--- START Task material ---

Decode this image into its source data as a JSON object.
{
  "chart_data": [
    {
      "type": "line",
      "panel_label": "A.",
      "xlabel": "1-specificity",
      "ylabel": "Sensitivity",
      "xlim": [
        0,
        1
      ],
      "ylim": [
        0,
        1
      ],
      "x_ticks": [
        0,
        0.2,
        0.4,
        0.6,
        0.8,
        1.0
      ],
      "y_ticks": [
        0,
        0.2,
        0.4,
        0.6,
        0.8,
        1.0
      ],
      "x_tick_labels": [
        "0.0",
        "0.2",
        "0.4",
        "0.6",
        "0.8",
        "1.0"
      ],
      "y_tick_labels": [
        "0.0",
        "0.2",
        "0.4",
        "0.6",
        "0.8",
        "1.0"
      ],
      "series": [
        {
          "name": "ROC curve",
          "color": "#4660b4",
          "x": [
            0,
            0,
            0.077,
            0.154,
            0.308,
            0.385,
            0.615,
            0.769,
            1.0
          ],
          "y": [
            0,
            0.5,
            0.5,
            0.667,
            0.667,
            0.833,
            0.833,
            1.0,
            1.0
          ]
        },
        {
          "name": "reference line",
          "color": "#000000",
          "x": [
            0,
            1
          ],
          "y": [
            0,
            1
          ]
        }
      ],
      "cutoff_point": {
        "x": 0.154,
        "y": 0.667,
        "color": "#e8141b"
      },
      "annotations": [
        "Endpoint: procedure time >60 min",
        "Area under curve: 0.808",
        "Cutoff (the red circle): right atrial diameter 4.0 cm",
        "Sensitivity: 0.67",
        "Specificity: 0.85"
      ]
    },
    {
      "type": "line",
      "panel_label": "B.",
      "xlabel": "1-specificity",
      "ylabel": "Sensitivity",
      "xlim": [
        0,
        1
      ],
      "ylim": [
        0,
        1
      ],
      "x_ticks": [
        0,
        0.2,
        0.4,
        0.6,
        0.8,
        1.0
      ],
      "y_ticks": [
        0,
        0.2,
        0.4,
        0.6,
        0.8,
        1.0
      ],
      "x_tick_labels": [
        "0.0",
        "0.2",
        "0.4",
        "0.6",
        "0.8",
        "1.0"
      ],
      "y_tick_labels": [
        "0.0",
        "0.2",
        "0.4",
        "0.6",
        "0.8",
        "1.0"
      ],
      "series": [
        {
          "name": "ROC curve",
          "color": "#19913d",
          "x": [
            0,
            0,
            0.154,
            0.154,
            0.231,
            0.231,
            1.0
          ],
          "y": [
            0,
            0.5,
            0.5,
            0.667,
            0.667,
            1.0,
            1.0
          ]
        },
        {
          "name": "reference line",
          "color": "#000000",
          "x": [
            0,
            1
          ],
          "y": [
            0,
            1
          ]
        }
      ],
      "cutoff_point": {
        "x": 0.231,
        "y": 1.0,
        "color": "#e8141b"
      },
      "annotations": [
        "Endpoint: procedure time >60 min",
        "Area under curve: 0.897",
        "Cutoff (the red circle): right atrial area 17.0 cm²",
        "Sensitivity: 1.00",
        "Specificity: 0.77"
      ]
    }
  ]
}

--- END Task material ---

§ **Given instruction**
Copy every record exactly as presented.

§ **Exercise solution**
Decode this image into its source data as a JSON object.
{
  "chart_data": [
    {
      "type": "line",
      "panel_label": "A.",
      "xlabel": "1-specificity",
      "ylabel": "Sensitivity",
      "xlim": [
        0,
        1
      ],
      "ylim": [
        0,
        1
      ],
      "x_ticks": [
        0,
        0.2,
        0.4,
        0.6,
        0.8,
        1.0
      ],
      "y_ticks": [
        0,
        0.2,
        0.4,
        0.6,
        0.8,
        1.0
      ],
      "x_tick_labels": [
        "0.0",
        "0.2",
        "0.4",
        "0.6",
        "0.8",
        "1.0"
      ],
      "y_tick_labels": [
        "0.0",
        "0.2",
        "0.4",
        "0.6",
        "0.8",
        "1.0"
      ],
      "series": [
        {
          "name": "ROC curve",
          "color": "#4660b4",
          "x": [
            0,
            0,
            0.077,
            0.154,
            0.308,
            0.385,
            0.615,
            0.769,
            1.0
          ],
          "y": [
            0,
            0.5,
            0.5,
            0.667,
            0.667,
            0.833,
            0.833,
            1.0,
            1.0
          ]
        },
        {
          "name": "reference line",
          "color": "#000000",
          "x": [
            0,
            1
          ],
          "y": [
            0,
            1
          ]
        }
      ],
      "cutoff_point": {
        "x": 0.154,
        "y": 0.667,
        "color": "#e8141b"
      },
      "annotations": [
        "Endpoint: procedure time >60 min",
        "Area under curve: 0.808",
        "Cutoff (the red circle): right atrial diameter 4.0 cm",
        "Sensitivity: 0.67",
        "Specificity: 0.85"
      ]
    },
    {
      "type": "line",
      "panel_label": "B.",
      "xlabel": "1-specificity",
      "ylabel": "Sensitivity",
      "xlim": [
        0,
        1
      ],
      "ylim": [
        0,
        1
      ],
      "x_ticks": [
        0,
        0.2,
        0.4,
        0.6,
        0.8,
        1.0
      ],
      "y_ticks": [
        0,
        0.2,
        0.4,
        0.6,
        0.8,
        1.0
      ],
      "x_tick_labels": [
        "0.0",
        "0.2",
        "0.4",
        "0.6",
        "0.8",
        "1.0"
      ],
      "y_tick_labels": [
        "0.0",
        "0.2",
        "0.4",
        "0.6",
        "0.8",
        "1.0"
      ],
      "series": [
        {
          "name": "ROC curve",
          "color": "#19913d",
          "x": [
            0,
            0,
            0.154,
            0.154,
            0.231,
            0.231,
            1.0
          ],
          "y": [
            0,
            0.5,
            0.5,
            0.667,
            0.667,
            1.0,
            1.0
          ]
        },
        {
          "name": "reference line",
          "color": "#000000",
          "x": [
            0,
            1
          ],
          "y": [
            0,
            1
          ]
        }
      ],
      "cutoff_point": {
        "x": 0.231,
        "y": 1.0,
        "color": "#e8141b"
      },
      "annotations": [
        "Endpoint: procedure time >60 min",
        "Area under curve: 0.897",
        "Cutoff (the red circle): right atrial area 17.0 cm²",
        "Sensitivity: 1.00",
        "Specificity: 0.77"
      ]
    }
  ]
}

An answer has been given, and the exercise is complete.